EXERCISE GOAL | Nothing may be dropped or altered: reproduce all the data.

INPUT FOR THIS TASK |
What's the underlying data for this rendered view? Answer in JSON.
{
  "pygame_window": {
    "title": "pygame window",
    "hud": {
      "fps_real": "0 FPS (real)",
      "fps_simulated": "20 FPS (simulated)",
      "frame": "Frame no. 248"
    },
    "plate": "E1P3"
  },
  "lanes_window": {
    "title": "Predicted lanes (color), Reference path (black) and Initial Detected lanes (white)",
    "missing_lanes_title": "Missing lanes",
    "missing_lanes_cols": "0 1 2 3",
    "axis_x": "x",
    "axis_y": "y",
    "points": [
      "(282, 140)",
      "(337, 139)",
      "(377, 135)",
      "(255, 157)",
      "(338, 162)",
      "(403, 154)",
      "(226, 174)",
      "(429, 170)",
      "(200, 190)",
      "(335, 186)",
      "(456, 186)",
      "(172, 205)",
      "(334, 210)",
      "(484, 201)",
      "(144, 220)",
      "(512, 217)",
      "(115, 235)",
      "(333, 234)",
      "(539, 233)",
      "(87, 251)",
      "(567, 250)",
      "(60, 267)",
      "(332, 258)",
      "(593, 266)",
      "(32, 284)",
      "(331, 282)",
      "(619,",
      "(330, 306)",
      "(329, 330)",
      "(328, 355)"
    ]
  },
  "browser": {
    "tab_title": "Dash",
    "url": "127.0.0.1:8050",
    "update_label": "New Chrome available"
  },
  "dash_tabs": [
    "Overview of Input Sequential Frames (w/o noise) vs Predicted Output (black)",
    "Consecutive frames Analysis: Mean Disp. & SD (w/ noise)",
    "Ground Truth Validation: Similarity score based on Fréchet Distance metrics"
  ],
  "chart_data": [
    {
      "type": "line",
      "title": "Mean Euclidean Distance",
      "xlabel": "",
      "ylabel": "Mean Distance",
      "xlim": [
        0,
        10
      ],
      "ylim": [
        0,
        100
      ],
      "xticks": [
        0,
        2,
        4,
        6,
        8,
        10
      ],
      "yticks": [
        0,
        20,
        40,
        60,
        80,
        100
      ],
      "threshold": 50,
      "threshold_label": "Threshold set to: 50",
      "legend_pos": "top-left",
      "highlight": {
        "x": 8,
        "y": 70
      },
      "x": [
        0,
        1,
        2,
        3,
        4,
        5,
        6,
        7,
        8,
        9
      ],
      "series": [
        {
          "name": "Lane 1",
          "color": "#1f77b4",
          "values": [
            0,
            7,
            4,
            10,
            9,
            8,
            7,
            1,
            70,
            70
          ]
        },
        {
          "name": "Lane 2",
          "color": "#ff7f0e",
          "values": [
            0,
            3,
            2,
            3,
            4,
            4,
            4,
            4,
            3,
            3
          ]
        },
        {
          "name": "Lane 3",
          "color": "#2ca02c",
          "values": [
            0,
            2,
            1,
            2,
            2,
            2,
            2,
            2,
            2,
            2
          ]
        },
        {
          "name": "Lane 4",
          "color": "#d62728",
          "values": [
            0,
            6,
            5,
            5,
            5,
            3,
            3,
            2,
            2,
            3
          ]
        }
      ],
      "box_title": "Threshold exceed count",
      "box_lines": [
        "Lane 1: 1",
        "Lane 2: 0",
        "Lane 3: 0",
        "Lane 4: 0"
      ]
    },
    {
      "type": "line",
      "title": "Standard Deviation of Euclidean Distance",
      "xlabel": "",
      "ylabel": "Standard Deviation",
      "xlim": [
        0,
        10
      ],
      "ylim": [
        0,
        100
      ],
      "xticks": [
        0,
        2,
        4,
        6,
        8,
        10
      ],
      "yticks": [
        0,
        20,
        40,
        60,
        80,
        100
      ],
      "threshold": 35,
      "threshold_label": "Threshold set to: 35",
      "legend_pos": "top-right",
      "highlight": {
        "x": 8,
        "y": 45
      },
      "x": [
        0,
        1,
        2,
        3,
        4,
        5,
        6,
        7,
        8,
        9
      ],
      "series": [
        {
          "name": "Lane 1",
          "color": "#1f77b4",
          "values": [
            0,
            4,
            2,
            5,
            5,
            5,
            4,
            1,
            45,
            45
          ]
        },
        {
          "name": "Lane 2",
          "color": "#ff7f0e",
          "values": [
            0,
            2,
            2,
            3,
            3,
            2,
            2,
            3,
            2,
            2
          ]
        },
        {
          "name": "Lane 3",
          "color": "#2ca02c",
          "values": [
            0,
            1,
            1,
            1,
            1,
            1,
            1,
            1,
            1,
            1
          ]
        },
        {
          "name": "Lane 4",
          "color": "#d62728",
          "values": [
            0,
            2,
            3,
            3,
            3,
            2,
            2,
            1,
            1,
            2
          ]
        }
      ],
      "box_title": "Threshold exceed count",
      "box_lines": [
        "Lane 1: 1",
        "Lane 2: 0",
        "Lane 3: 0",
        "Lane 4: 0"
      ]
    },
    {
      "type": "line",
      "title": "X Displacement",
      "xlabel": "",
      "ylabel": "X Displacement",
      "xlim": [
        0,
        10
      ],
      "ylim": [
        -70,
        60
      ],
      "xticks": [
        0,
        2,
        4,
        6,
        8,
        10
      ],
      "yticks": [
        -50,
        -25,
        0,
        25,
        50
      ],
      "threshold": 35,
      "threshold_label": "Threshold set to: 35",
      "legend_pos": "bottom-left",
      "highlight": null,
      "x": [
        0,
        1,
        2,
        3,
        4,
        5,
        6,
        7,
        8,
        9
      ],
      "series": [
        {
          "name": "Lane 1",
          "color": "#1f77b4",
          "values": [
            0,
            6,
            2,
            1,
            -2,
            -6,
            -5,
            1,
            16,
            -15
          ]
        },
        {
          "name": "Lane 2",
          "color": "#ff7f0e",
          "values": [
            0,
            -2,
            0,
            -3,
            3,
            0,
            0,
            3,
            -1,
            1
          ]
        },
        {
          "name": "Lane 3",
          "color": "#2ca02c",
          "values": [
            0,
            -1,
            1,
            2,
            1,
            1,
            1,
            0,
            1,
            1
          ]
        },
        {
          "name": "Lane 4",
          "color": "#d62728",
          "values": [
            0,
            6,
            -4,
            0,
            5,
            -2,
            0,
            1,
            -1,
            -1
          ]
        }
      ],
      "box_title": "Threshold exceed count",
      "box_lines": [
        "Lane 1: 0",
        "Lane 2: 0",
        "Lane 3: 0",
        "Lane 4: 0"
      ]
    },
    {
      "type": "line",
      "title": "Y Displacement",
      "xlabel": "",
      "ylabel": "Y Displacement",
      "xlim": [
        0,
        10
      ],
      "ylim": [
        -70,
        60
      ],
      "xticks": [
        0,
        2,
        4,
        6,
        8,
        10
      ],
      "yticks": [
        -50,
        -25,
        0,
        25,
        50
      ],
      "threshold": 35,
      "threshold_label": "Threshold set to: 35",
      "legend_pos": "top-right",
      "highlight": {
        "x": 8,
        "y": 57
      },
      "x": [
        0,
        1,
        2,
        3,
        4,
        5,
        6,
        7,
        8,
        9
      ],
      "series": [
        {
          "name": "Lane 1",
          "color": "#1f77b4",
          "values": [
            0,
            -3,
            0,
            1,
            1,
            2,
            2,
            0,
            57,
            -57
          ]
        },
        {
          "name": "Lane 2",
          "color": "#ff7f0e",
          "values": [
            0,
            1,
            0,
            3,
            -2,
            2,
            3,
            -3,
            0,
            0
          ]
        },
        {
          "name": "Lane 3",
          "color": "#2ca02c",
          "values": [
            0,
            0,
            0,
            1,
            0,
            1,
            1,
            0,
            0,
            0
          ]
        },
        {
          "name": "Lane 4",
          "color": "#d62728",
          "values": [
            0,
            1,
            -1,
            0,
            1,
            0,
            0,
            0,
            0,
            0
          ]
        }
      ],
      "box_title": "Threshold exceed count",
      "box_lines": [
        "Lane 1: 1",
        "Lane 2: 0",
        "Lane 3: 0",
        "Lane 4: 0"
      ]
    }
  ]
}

ANSWER BELOW |
What's the underlying data for this rendered view? Answer in JSON.
{
  "pygame_window": {
    "title": "pygame window",
    "hud": {
      "fps_real": "0 FPS (real)",
      "fps_simulated": "20 FPS (simulated)",
      "frame": "Frame no. 248"
    },
    "plate": "E1P3"
  },
  "lanes_window": {
    "title": "Predicted lanes (color), Reference path (black) and Initial Detected lanes (white)",
    "missing_lanes_title": "Missing lanes",
    "missing_lanes_cols": "0 1 2 3",
    "axis_x": "x",
    "axis_y": "y",
    "points": [
      "(282, 140)",
      "(337, 139)",
      "(377, 135)",
      "(255, 157)",
      "(338, 162)",
      "(403, 154)",
      "(226, 174)",
      "(429, 170)",
      "(200, 190)",
      "(335, 186)",
      "(456, 186)",
      "(172, 205)",
      "(334, 210)",
      "(484, 201)",
      "(144, 220)",
      "(512, 217)",
      "(115, 235)",
      "(333, 234)",
      "(539, 233)",
      "(87, 251)",
      "(567, 250)",
      "(60, 267)",
      "(332, 258)",
      "(593, 266)",
      "(32, 284)",
      "(331, 282)",
      "(619,",
      "(330, 306)",
      "(329, 330)",
      "(328, 355)"
    ]
  },
  "browser": {
    "tab_title": "Dash",
    "url": "127.0.0.1:8050",
    "update_label": "New Chrome available"
  },
  "dash_tabs": [
    "Overview of Input Sequential Frames (w/o noise) vs Predicted Output (black)",
    "Consecutive frames Analysis: Mean Disp. & SD (w/ noise)",
    "Ground Truth Validation: Similarity score based on Fréchet Distance metrics"
  ],
  "chart_data": [
    {
      "type": "line",
      "title": "Mean Euclidean Distance",
      "xlabel": "",
      "ylabel": "Mean Distance",
      "xlim": [
        0,
        10
      ],
      "ylim": [
        0,
        100
      ],
      "xticks": [
        0,
        2,
        4,
        6,
        8,
        10
      ],
      "yticks": [
        0,
        20,
        40,
        60,
        80,
        100
      ],
      "threshold": 50,
      "threshold_label": "Threshold set to: 50",
      "legend_pos": "top-left",
      "highlight": {
        "x": 8,
        "y": 70
      },
      "x": [
        0,
        1,
        2,
        3,
        4,
        5,
        6,
        7,
        8,
        9
      ],
      "series": [
        {
          "name": "Lane 1",
          "color": "#1f77b4",
          "values": [
            0,
            7,
            4,
            10,
            9,
            8,
            7,
            1,
            70,
            70
          ]
        },
        {
          "name": "Lane 2",
          "color": "#ff7f0e",
          "values": [
            0,
            3,
            2,
            3,
            4,
            4,
            4,
            4,
            3,
            3
          ]
        },
        {
          "name": "Lane 3",
          "color": "#2ca02c",
          "values": [
            0,
            2,
            1,
            2,
            2,
            2,
            2,
            2,
            2,
            2
          ]
        },
        {
          "name": "Lane 4",
          "color": "#d62728",
          "values": [
            0,
            6,
            5,
            5,
            5,
            3,
            3,
            2,
            2,
            3
          ]
        }
      ],
      "box_title": "Threshold exceed count",
      "box_lines": [
        "Lane 1: 1",
        "Lane 2: 0",
        "Lane 3: 0",
        "Lane 4: 0"
      ]
    },
    {
      "type": "line",
      "title": "Standard Deviation of Euclidean Distance",
      "xlabel": "",
      "ylabel": "Standard Deviation",
      "xlim": [
        0,
        10
      ],
      "ylim": [
        0,
        100
      ],
      "xticks": [
        0,
        2,
        4,
        6,
        8,
        10
      ],
      "yticks": [
        0,
        20,
        40,
        60,
        80,
        100
      ],
      "threshold": 35,
      "threshold_label": "Threshold set to: 35",
      "legend_pos": "top-right",
      "highlight": {
        "x": 8,
        "y": 45
      },
      "x": [
        0,
        1,
        2,
        3,
        4,
        5,
        6,
        7,
        8,
        9
      ],
      "series": [
        {
          "name": "Lane 1",
          "color": "#1f77b4",
          "values": [
            0,
            4,
            2,
            5,
            5,
            5,
            4,
            1,
            45,
            45
          ]
        },
        {
          "name": "Lane 2",
          "color": "#ff7f0e",
          "values": [
            0,
            2,
            2,
            3,
            3,
            2,
            2,
            3,
            2,
            2
          ]
        },
        {
          "name": "Lane 3",
          "color": "#2ca02c",
          "values": [
            0,
            1,
            1,
            1,
            1,
            1,
            1,
            1,
            1,
            1
          ]
        },
        {
          "name": "Lane 4",
          "color": "#d62728",
          "values": [
            0,
            2,
            3,
            3,
            3,
            2,
            2,
            1,
            1,
            2
          ]
        }
      ],
      "box_title": "Threshold exceed count",
      "box_lines": [
        "Lane 1: 1",
        "Lane 2: 0",
        "Lane 3: 0",
        "Lane 4: 0"
      ]
    },
    {
      "type": "line",
      "title": "X Displacement",
      "xlabel": "",
      "ylabel": "X Displacement",
      "xlim": [
        0,
        10
      ],
      "ylim": [
        -70,
        60
      ],
      "xticks": [
        0,
        2,
        4,
        6,
        8,
        10
      ],
      "yticks": [
        -50,
        -25,
        0,
        25,
        50
      ],
      "threshold": 35,
      "threshold_label": "Threshold set to: 35",
      "legend_pos": "bottom-left",
      "highlight": null,
      "x": [
        0,
        1,
        2,
        3,
        4,
        5,
        6,
        7,
        8,
        9
      ],
      "series": [
        {
          "name": "Lane 1",
          "color": "#1f77b4",
          "values": [
            0,
            6,
            2,
            1,
            -2,
            -6,
            -5,
            1,
            16,
            -15
          ]
        },
        {
          "name": "Lane 2",
          "color": "#ff7f0e",
          "values": [
            0,
            -2,
            0,
            -3,
            3,
            0,
            0,
            3,
            -1,
            1
          ]
        },
        {
          "name": "Lane 3",
          "color": "#2ca02c",
          "values": [
            0,
            -1,
            1,
            2,
            1,
            1,
            1,
            0,
            1,
            1
          ]
        },
        {
          "name": "Lane 4",
          "color": "#d62728",
          "values": [
            0,
            6,
            -4,
            0,
            5,
            -2,
            0,
            1,
            -1,
            -1
          ]
        }
      ],
      "box_title": "Threshold exceed count",
      "box_lines": [
        "Lane 1: 0",
        "Lane 2: 0",
        "Lane 3: 0",
        "Lane 4: 0"
      ]
    },
    {
      "type": "line",
      "title": "Y Displacement",
      "xlabel": "",
      "ylabel": "Y Displacement",
      "xlim": [
        0,
        10
      ],
      "ylim": [
        -70,
        60
      ],
      "xticks": [
        0,
        2,
        4,
        6,
        8,
        10
      ],
      "yticks": [
        -50,
        -25,
        0,
        25,
        50
      ],
      "threshold": 35,
      "threshold_label": "Threshold set to: 35",
      "legend_pos": "top-right",
      "highlight": {
        "x": 8,
        "y": 57
      },
      "x": [
        0,
        1,
        2,
        3,
        4,
        5,
        6,
        7,
        8,
        9
      ],
      "series": [
        {
          "name": "Lane 1",
          "color": "#1f77b4",
          "values": [
            0,
            -3,
            0,
            1,
            1,
            2,
            2,
            0,
            57,
            -57
          ]
        },
        {
          "name": "Lane 2",
          "color": "#ff7f0e",
          "values": [
            0,
            1,
            0,
            3,
            -2,
            2,
            3,
            -3,
            0,
            0
          ]
        },
        {
          "name": "Lane 3",
          "color": "#2ca02c",
          "values": [
            0,
            0,
            0,
            1,
            0,
            1,
            1,
            0,
            0,
            0
          ]
        },
        {
          "name": "Lane 4",
          "color": "#d62728",
          "values": [
            0,
            1,
            -1,
            0,
            1,
            0,
            0,
            0,
            0,
            0
          ]
        }
      ],
      "box_title": "Threshold exceed count",
      "box_lines": [
        "Lane 1: 1",
        "Lane 2: 0",
        "Lane 3: 0",
        "Lane 4: 0"
      ]
    }
  ]
}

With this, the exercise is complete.